Data records
>>>>>

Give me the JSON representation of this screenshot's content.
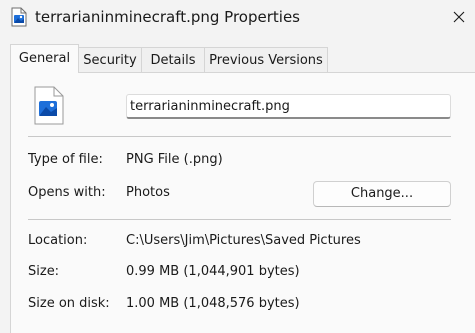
{
  "window": {
    "title": "terrarianinminecraft.png Properties"
  },
  "tabs": [
    {
      "label": "General"
    },
    {
      "label": "Security"
    },
    {
      "label": "Details"
    },
    {
      "label": "Previous Versions"
    }
  ],
  "general": {
    "file_name": "terrarianinminecraft.png",
    "type_label": "Type of file:",
    "type_value": "PNG File (.png)",
    "opens_label": "Opens with:",
    "opens_value": "Photos",
    "change_button": "Change...",
    "location_label": "Location:",
    "location_value": "C:\\Users\\Jim\\Pictures\\Saved Pictures",
    "size_label": "Size:",
    "size_value": "0.99 MB (1,044,901 bytes)",
    "size_disk_label": "Size on disk:",
    "size_disk_value": "1.00 MB (1,048,576 bytes)"
  },
  "icons": {
    "title": "image-file-icon",
    "close": "close-icon",
    "file": "image-file-icon"
  },
  "colors": {
    "icon_blue": "#1e6fd9",
    "background": "#f3f3f3",
    "panel": "#fafafa"
  }
}
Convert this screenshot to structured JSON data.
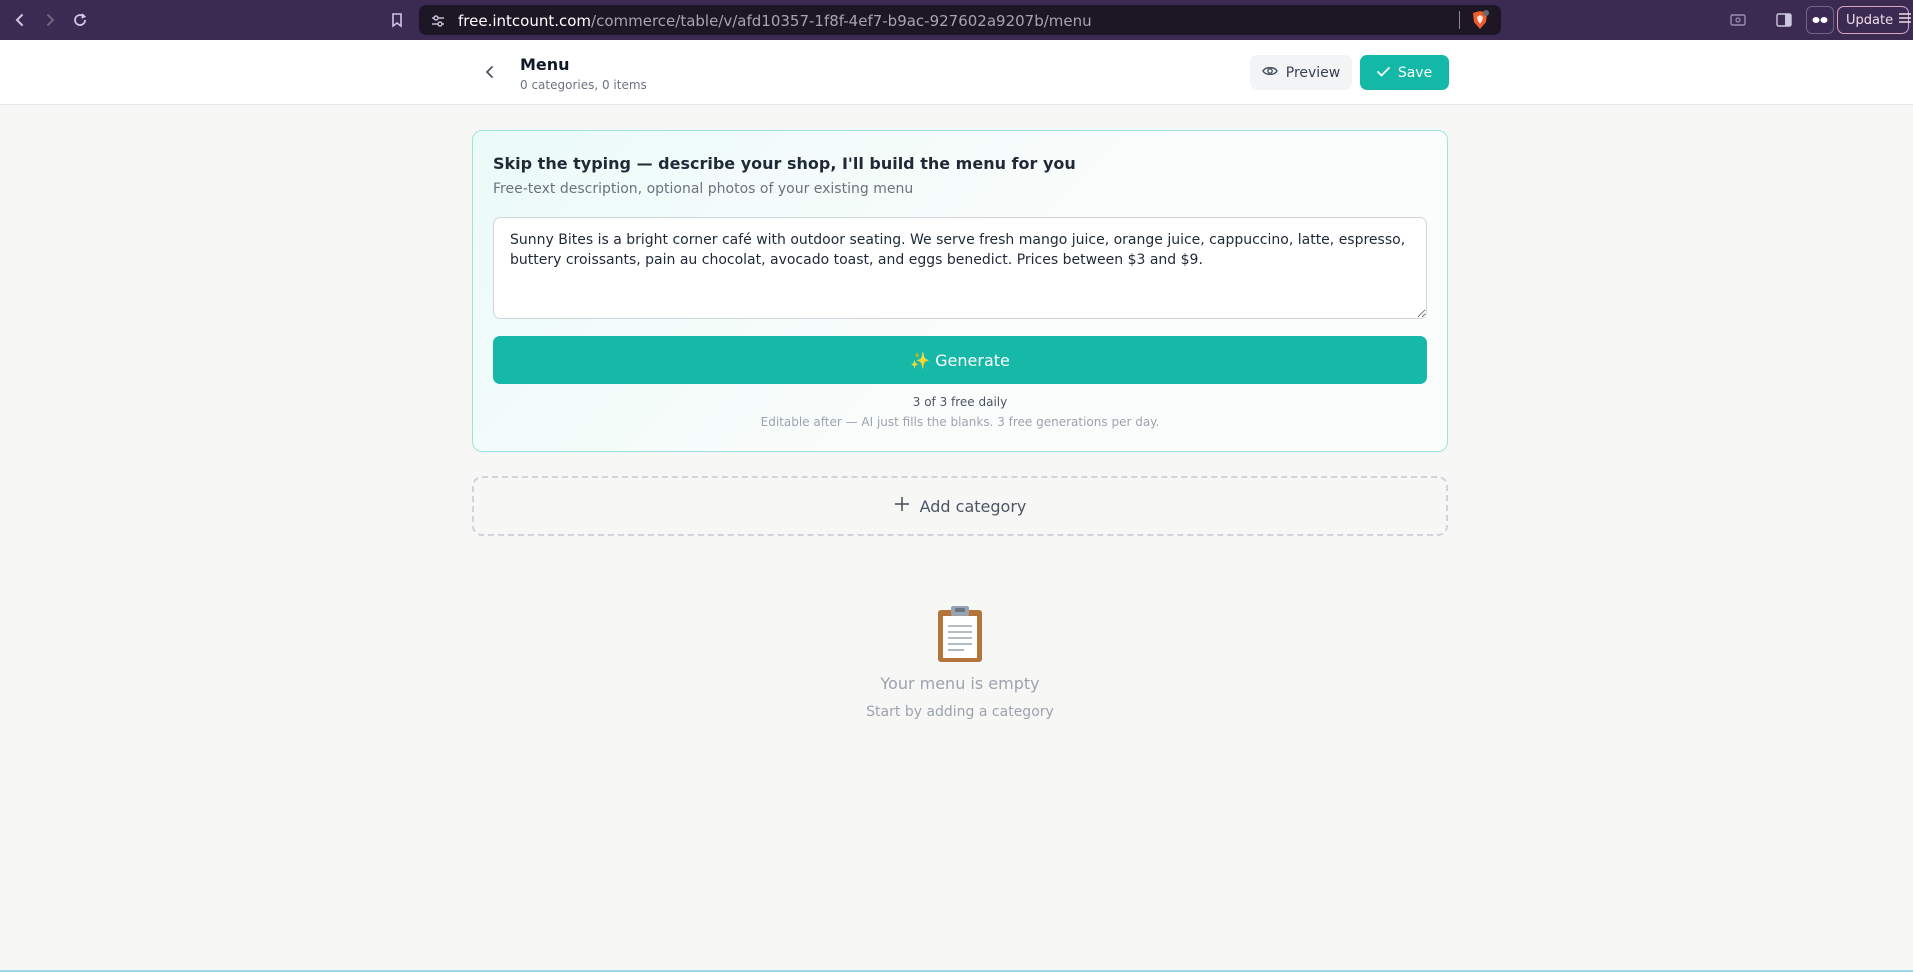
{
  "browser": {
    "url_domain": "free.intcount.com",
    "url_path": "/commerce/table/v/afd10357-1f8f-4ef7-b9ac-927602a9207b/menu",
    "update_label": "Update",
    "accent": "#3b2a52"
  },
  "header": {
    "title": "Menu",
    "subtitle": "0 categories, 0 items",
    "preview_label": "Preview",
    "save_label": "Save"
  },
  "ai_card": {
    "title": "Skip the typing — describe your shop, I'll build the menu for you",
    "subtitle": "Free-text description, optional photos of your existing menu",
    "description": "Sunny Bites is a bright corner café with outdoor seating. We serve fresh mango juice, orange juice, cappuccino, latte, espresso, buttery croissants, pain au chocolat, avocado toast, and eggs benedict. Prices between $3 and $9.",
    "generate_label": "✨ Generate",
    "quota": "3 of 3 free daily",
    "hint": "Editable after — AI just fills the blanks. 3 free generations per day."
  },
  "add_category_label": "Add category",
  "empty_state": {
    "icon": "clipboard-icon",
    "title": "Your menu is empty",
    "subtitle": "Start by adding a category"
  },
  "colors": {
    "primary": "#14b8a6",
    "card_border": "#9fe3dc"
  }
}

<<<<<

Directions for this task:
The answer is the number of lines in the preceding material that hold "JSON"; write that number and nothing else.

Answer to this exercise:
2